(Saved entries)
* * * * *
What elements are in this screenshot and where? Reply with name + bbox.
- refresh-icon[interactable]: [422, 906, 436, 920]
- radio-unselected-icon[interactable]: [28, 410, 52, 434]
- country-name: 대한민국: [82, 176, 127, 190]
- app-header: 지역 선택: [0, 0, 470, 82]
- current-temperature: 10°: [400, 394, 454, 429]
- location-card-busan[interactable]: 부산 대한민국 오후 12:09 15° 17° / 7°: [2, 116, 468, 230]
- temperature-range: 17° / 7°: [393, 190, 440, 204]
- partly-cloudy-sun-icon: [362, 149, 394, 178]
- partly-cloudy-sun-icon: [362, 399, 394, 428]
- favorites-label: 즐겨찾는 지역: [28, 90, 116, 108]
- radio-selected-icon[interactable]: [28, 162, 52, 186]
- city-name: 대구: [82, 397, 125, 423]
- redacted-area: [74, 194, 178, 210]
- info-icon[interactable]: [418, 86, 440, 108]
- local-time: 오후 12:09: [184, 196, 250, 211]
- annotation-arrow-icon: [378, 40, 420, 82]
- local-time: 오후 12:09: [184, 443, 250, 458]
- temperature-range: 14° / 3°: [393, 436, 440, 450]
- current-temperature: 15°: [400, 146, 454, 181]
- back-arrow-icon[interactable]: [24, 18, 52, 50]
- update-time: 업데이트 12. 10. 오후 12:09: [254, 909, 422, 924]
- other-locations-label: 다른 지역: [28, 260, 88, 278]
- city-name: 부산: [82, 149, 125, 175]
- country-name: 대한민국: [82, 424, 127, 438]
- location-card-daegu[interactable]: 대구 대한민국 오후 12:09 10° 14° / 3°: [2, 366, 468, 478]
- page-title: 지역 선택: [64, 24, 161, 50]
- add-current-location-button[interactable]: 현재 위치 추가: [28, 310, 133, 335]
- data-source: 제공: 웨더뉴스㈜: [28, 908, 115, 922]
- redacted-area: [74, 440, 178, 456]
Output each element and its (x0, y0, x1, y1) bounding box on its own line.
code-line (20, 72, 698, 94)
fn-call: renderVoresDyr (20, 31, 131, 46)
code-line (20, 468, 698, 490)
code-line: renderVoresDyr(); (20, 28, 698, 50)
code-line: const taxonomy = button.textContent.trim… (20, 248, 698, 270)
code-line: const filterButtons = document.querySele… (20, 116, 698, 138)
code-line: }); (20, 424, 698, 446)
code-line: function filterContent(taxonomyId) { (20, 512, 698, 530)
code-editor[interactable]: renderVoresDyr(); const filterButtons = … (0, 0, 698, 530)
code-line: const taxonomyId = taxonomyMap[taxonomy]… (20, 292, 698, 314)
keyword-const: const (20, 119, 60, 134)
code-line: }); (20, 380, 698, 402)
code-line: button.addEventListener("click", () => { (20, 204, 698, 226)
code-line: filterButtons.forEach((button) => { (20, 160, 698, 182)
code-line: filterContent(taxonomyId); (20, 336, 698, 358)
* * * * *
» REQUIREMENTS
Copy verbatim every line from the start of the entries through the line containing "- favorites-label: 즐겨찾는", including both ends.

» SOLUTION TO THE PROBLEM
What elements are in this screenshot and where? Reply with name + bbox.
- refresh-icon[interactable]: [422, 906, 436, 920]
- radio-unselected-icon[interactable]: [28, 410, 52, 434]
- country-name: 대한민국: [82, 176, 127, 190]
- app-header: 지역 선택: [0, 0, 470, 82]
- current-temperature: 10°: [400, 394, 454, 429]
- location-card-busan[interactable]: 부산 대한민국 오후 12:09 15° 17° / 7°: [2, 116, 468, 230]
- temperature-range: 17° / 7°: [393, 190, 440, 204]
- partly-cloudy-sun-icon: [362, 149, 394, 178]
- partly-cloudy-sun-icon: [362, 399, 394, 428]
- favorites-label: 즐겨찾는 지역: [28, 90, 116, 108]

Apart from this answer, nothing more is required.